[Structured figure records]
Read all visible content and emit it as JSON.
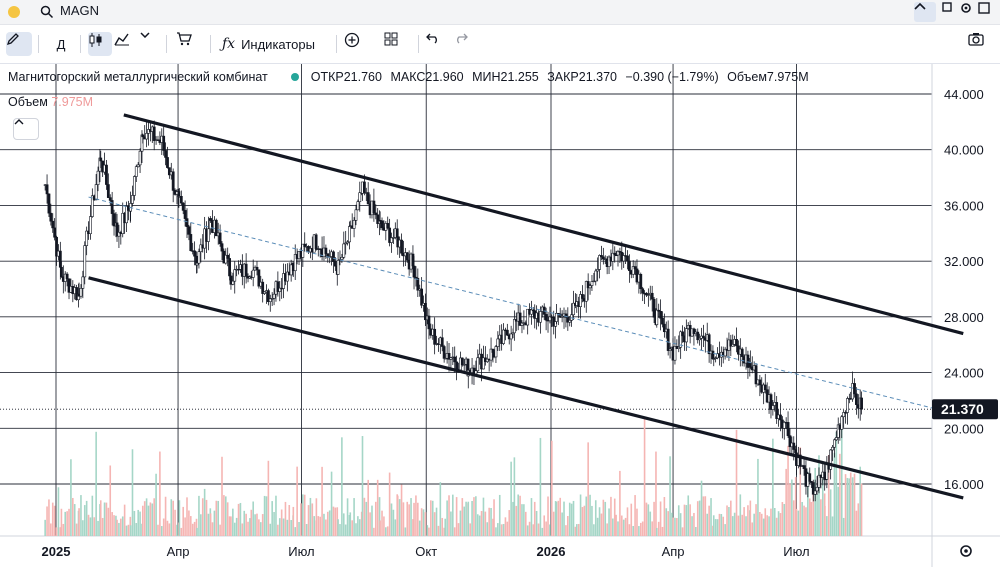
{
  "window": {
    "search_query": "MAGN"
  },
  "toolbar": {
    "interval_label": "Д",
    "indicators_label": "Индикаторы"
  },
  "legend": {
    "company": "Магнитогорский металлургический комбинат",
    "open": "ОТКР21.760",
    "high": "МАКС21.960",
    "low": "МИН21.255",
    "close": "ЗАКР21.370",
    "change": "−0.390 (−1.79%)",
    "volume": "Объем7.975M"
  },
  "volume_label": {
    "name": "Объем",
    "value": "7.975M"
  },
  "colors": {
    "up": "#26a69a",
    "down": "#ef5350",
    "accent": "#2962ff",
    "grid": "#131722",
    "price_tag": "#131722"
  },
  "icons": [
    "pencil-icon",
    "candles-icon",
    "line-chart-icon",
    "chevron-down-icon",
    "cart-icon",
    "fx-icon",
    "plus-circle-icon",
    "grid-icon",
    "undo-icon",
    "redo-icon",
    "camera-icon",
    "settings-icon",
    "search-icon",
    "chevron-up-icon",
    "square-icon",
    "gear-icon"
  ],
  "chart_data": {
    "type": "candlestick",
    "ylim": [
      12,
      46
    ],
    "y_ticks": [
      "44.000",
      "40.000",
      "36.000",
      "32.000",
      "28.000",
      "24.000",
      "20.000",
      "16.000"
    ],
    "y_tick_values": [
      44,
      40,
      36,
      32,
      28,
      24,
      20,
      16
    ],
    "x_ticks": [
      "2025",
      "Апр",
      "Июл",
      "Окт",
      "2026",
      "Апр",
      "Июл"
    ],
    "x_tick_dates": [
      "2025-01-01",
      "2025-04-01",
      "2025-07-01",
      "2025-10-01",
      "2026-01-01",
      "2026-04-01",
      "2026-07-01"
    ],
    "last_price": "21.370",
    "last_price_value": 21.37,
    "price_path": [
      [
        "2024-12-24",
        37.5
      ],
      [
        "2025-01-05",
        31.0
      ],
      [
        "2025-01-18",
        29.5
      ],
      [
        "2025-01-25",
        34.5
      ],
      [
        "2025-02-03",
        39.5
      ],
      [
        "2025-02-15",
        34.0
      ],
      [
        "2025-02-25",
        36.0
      ],
      [
        "2025-03-06",
        41.5
      ],
      [
        "2025-03-20",
        40.5
      ],
      [
        "2025-04-02",
        36.0
      ],
      [
        "2025-04-15",
        32.0
      ],
      [
        "2025-04-25",
        35.0
      ],
      [
        "2025-05-10",
        31.0
      ],
      [
        "2025-05-25",
        31.5
      ],
      [
        "2025-06-08",
        29.5
      ],
      [
        "2025-06-25",
        32.0
      ],
      [
        "2025-07-12",
        33.5
      ],
      [
        "2025-07-28",
        31.5
      ],
      [
        "2025-08-06",
        34.0
      ],
      [
        "2025-08-15",
        37.0
      ],
      [
        "2025-08-28",
        34.5
      ],
      [
        "2025-09-10",
        33.5
      ],
      [
        "2025-09-22",
        31.5
      ],
      [
        "2025-10-03",
        27.0
      ],
      [
        "2025-10-15",
        25.5
      ],
      [
        "2025-11-01",
        24.3
      ],
      [
        "2025-11-20",
        25.5
      ],
      [
        "2025-12-05",
        27.5
      ],
      [
        "2025-12-20",
        28.2
      ],
      [
        "2026-01-05",
        27.8
      ],
      [
        "2026-01-20",
        28.5
      ],
      [
        "2026-02-03",
        31.5
      ],
      [
        "2026-02-18",
        32.8
      ],
      [
        "2026-03-04",
        31.5
      ],
      [
        "2026-03-20",
        28.0
      ],
      [
        "2026-04-01",
        25.5
      ],
      [
        "2026-04-15",
        27.5
      ],
      [
        "2026-05-01",
        25.5
      ],
      [
        "2026-05-15",
        26.0
      ],
      [
        "2026-05-28",
        24.5
      ],
      [
        "2026-06-08",
        22.5
      ],
      [
        "2026-06-22",
        20.5
      ],
      [
        "2026-07-01",
        18.0
      ],
      [
        "2026-07-12",
        15.5
      ],
      [
        "2026-07-22",
        16.5
      ],
      [
        "2026-08-02",
        20.5
      ],
      [
        "2026-08-10",
        22.8
      ],
      [
        "2026-08-18",
        21.37
      ]
    ],
    "channel": {
      "upper": [
        [
          "2025-02-20",
          42.5
        ],
        [
          "2026-11-01",
          26.8
        ]
      ],
      "lower": [
        [
          "2025-01-25",
          30.8
        ],
        [
          "2026-11-01",
          15.0
        ]
      ],
      "mid": [
        [
          "2025-01-25",
          36.6
        ],
        [
          "2026-11-01",
          20.9
        ]
      ]
    }
  }
}
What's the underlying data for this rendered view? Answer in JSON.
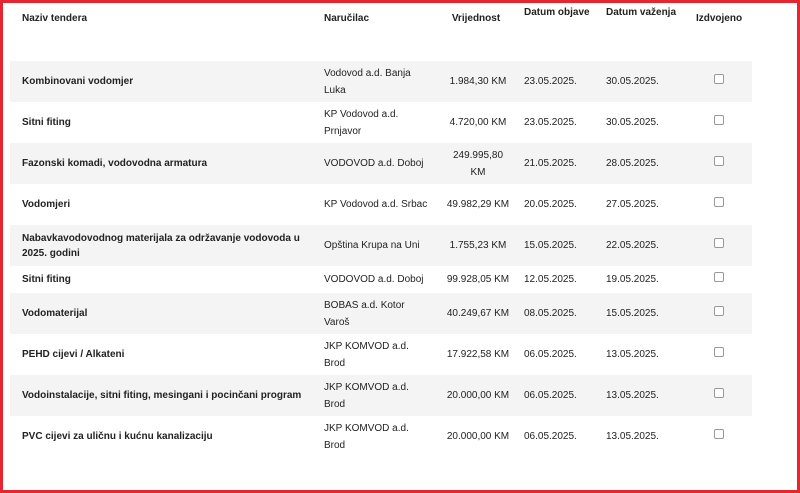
{
  "headers": {
    "name": "Naziv tendera",
    "buyer": "Naručilac",
    "value": "Vrijednost",
    "published": "Datum objave",
    "expires": "Datum važenja",
    "featured": "Izdvojeno"
  },
  "rows": [
    {
      "name": "Kombinovani vodomjer",
      "buyer": "Vodovod a.d. Banja Luka",
      "value": "1.984,30 KM",
      "published": "23.05.2025.",
      "expires": "30.05.2025.",
      "featured": false
    },
    {
      "name": "Sitni fiting",
      "buyer": "KP Vodovod a.d. Prnjavor",
      "value": "4.720,00 KM",
      "published": "23.05.2025.",
      "expires": "30.05.2025.",
      "featured": false
    },
    {
      "name": "Fazonski komadi, vodovodna armatura",
      "buyer": "VODOVOD a.d. Doboj",
      "value": "249.995,80 KM",
      "published": "21.05.2025.",
      "expires": "28.05.2025.",
      "featured": false
    },
    {
      "name": "Vodomjeri",
      "buyer": "KP Vodovod a.d. Srbac",
      "value": "49.982,29 KM",
      "published": "20.05.2025.",
      "expires": "27.05.2025.",
      "featured": false
    },
    {
      "name": "Nabavkavodovodnog materijala za održavanje vodovoda u 2025. godini",
      "buyer": "Opština Krupa na Uni",
      "value": "1.755,23 KM",
      "published": "15.05.2025.",
      "expires": "22.05.2025.",
      "featured": false
    },
    {
      "name": "Sitni fiting",
      "buyer": "VODOVOD a.d. Doboj",
      "value": "99.928,05 KM",
      "published": "12.05.2025.",
      "expires": "19.05.2025.",
      "featured": false
    },
    {
      "name": "Vodomaterijal",
      "buyer": "BOBAS a.d. Kotor Varoš",
      "value": "40.249,67 KM",
      "published": "08.05.2025.",
      "expires": "15.05.2025.",
      "featured": false
    },
    {
      "name": "PEHD cijevi / Alkateni",
      "buyer": "JKP KOMVOD a.d. Brod",
      "value": "17.922,58 KM",
      "published": "06.05.2025.",
      "expires": "13.05.2025.",
      "featured": false
    },
    {
      "name": "Vodoinstalacije, sitni fiting, mesingani i pocinčani program",
      "buyer": "JKP KOMVOD a.d. Brod",
      "value": "20.000,00 KM",
      "published": "06.05.2025.",
      "expires": "13.05.2025.",
      "featured": false
    },
    {
      "name": "PVC cijevi za uličnu i kućnu kanalizaciju",
      "buyer": "JKP KOMVOD a.d. Brod",
      "value": "20.000,00 KM",
      "published": "06.05.2025.",
      "expires": "13.05.2025.",
      "featured": false
    }
  ]
}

THE EXERCISE -> Go through the listing above and list every line that has the word "expires".

SOLUTION BELOW ->
    "expires": "Datum važenja",
      "expires": "30.05.2025.",
      "expires": "30.05.2025.",
      "expires": "28.05.2025.",
      "expires": "27.05.2025.",
      "expires": "22.05.2025.",
      "expires": "19.05.2025.",
      "expires": "15.05.2025.",
      "expires": "13.05.2025.",
      "expires": "13.05.2025.",
      "expires": "13.05.2025.",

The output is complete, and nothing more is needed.